### GIVEN TASK
Copy out exactly each line from the line with "Convert this screenshot" through the last line of the material below.
---*---
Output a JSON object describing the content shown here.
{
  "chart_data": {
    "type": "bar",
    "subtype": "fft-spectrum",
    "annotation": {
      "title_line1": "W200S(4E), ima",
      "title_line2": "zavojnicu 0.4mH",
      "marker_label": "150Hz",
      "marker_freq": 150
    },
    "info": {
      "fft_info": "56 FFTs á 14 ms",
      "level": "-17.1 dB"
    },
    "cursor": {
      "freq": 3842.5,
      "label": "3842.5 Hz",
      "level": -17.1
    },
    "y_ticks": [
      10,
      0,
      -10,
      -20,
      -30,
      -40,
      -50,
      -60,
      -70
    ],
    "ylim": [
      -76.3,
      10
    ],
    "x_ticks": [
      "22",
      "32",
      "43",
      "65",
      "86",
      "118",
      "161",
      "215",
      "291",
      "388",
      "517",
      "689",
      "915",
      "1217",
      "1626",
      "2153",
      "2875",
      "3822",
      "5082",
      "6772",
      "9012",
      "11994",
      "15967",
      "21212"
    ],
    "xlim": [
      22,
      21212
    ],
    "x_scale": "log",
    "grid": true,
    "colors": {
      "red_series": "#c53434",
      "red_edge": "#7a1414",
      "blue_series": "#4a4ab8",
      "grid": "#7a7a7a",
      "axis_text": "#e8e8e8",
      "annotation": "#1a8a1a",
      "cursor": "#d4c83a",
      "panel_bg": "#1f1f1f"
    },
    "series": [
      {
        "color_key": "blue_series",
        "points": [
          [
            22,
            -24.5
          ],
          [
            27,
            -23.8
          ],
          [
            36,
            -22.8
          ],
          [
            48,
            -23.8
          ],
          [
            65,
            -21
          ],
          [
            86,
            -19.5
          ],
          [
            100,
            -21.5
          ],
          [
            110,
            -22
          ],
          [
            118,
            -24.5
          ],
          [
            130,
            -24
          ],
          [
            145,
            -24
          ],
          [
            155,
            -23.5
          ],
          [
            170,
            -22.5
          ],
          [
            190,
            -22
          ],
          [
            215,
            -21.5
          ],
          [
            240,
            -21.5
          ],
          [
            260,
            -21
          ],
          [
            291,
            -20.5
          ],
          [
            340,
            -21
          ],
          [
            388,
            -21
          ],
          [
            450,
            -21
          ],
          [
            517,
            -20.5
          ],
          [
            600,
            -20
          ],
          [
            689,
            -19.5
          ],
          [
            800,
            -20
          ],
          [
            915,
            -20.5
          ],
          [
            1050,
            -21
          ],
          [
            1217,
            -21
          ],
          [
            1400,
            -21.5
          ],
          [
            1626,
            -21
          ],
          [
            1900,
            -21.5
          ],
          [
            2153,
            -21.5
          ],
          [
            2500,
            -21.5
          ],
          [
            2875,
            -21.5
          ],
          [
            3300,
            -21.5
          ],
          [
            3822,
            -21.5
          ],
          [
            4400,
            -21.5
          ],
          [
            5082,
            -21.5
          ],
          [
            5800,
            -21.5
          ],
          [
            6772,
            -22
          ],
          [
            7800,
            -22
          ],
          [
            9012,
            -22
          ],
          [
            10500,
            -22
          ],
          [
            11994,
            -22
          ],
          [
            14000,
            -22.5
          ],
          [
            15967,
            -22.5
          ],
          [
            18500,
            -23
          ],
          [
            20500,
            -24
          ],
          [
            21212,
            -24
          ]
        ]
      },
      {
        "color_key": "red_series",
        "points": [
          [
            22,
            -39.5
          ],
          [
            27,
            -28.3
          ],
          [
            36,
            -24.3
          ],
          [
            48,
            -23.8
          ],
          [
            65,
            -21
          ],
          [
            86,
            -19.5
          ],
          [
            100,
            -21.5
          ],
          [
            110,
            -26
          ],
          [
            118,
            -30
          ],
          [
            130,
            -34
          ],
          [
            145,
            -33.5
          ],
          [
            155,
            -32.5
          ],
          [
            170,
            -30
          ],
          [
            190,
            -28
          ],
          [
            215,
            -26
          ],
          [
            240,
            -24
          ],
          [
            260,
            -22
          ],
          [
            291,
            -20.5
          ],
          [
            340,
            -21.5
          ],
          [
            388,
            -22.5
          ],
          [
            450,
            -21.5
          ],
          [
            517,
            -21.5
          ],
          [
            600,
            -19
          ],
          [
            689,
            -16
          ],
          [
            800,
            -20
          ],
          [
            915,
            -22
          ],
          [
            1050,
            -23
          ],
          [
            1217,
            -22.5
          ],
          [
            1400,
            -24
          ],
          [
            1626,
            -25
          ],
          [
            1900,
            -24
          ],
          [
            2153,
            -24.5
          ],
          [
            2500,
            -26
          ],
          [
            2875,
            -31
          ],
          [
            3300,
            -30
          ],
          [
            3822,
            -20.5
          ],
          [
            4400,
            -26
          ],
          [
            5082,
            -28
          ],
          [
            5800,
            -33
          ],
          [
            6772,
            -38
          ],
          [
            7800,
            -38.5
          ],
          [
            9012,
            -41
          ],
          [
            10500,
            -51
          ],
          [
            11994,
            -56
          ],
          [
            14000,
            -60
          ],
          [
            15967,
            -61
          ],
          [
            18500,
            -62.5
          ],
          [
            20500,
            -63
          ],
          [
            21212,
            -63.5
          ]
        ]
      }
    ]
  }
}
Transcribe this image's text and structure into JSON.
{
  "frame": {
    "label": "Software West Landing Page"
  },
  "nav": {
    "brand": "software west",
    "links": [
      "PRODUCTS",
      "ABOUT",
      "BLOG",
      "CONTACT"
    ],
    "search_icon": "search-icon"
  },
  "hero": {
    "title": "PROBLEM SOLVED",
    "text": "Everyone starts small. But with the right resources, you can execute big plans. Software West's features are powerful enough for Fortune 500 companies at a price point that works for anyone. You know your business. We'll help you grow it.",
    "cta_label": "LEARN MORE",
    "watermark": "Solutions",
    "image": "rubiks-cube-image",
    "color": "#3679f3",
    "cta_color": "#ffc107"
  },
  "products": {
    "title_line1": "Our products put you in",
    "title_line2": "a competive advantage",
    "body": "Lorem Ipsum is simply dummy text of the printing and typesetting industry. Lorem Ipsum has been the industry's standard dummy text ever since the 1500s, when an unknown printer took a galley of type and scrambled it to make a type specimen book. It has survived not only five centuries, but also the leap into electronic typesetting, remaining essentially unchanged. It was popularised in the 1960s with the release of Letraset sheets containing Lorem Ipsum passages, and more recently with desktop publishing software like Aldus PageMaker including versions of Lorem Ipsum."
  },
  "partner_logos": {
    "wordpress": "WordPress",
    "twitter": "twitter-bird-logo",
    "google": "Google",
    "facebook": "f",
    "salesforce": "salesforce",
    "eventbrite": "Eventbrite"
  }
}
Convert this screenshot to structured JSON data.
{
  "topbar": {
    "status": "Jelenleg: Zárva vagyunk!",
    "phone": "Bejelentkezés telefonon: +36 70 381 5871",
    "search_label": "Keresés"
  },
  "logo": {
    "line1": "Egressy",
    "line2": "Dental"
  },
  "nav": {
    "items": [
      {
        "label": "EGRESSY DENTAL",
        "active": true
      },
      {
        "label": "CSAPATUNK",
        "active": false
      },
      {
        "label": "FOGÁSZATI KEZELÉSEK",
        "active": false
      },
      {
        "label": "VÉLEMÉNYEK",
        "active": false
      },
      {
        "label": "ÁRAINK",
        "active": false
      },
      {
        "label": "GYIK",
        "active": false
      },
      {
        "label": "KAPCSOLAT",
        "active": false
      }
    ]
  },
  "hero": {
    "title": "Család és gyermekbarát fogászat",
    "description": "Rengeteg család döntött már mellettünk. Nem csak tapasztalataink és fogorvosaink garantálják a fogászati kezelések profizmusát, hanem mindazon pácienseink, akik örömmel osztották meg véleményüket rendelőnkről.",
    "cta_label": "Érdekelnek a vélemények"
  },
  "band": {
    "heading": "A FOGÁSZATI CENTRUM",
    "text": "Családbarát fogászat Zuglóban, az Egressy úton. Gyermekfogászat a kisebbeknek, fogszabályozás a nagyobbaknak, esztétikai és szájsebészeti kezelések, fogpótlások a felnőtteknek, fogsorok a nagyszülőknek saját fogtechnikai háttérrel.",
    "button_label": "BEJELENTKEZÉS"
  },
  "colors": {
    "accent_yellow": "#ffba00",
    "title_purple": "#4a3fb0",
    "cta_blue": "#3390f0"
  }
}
---*---
### ANSWER TO THE TASK
Convert this screenshot to structured JSON data.
{
  "topbar": {
    "status": "Jelenleg: Zárva vagyunk!",
    "phone": "Bejelentkezés telefonon: +36 70 381 5871",
    "search_label": "Keresés"
  },
  "logo": {
    "line1": "Egressy",
    "line2": "Dental"
  },
  "nav": {
    "items": [
      {
        "label": "EGRESSY DENTAL",
        "active": true
      },
      {
        "label": "CSAPATUNK",
        "active": false
      },
      {
        "label": "FOGÁSZATI KEZELÉSEK",
        "active": false
      },
      {
        "label": "VÉLEMÉNYEK",
        "active": false
      },
      {
        "label": "ÁRAINK",
        "active": false
      },
      {
        "label": "GYIK",
        "active": false
      },
      {
        "label": "KAPCSOLAT",
        "active": false
      }
    ]
  },
  "hero": {
    "title": "Család és gyermekbarát fogászat",
    "description": "Rengeteg család döntött már mellettünk. Nem csak tapasztalataink és fogorvosaink garantálják a fogászati kezelések profizmusát, hanem mindazon pácienseink, akik örömmel osztották meg véleményüket rendelőnkről.",
    "cta_label": "Érdekelnek a vélemények"
  },
  "band": {
    "heading": "A FOGÁSZATI CENTRUM",
    "text": "Családbarát fogászat Zuglóban, az Egressy úton. Gyermekfogászat a kisebbeknek, fogszabályozás a nagyobbaknak, esztétikai és szájsebészeti kezelések, fogpótlások a felnőtteknek, fogsorok a nagyszülőknek saját fogtechnikai háttérrel.",
    "button_label": "BEJELENTKEZÉS"
  },
  "colors": {
    "accent_yellow": "#ffba00",
    "title_purple": "#4a3fb0",
    "cta_blue": "#3390f0"
  }
}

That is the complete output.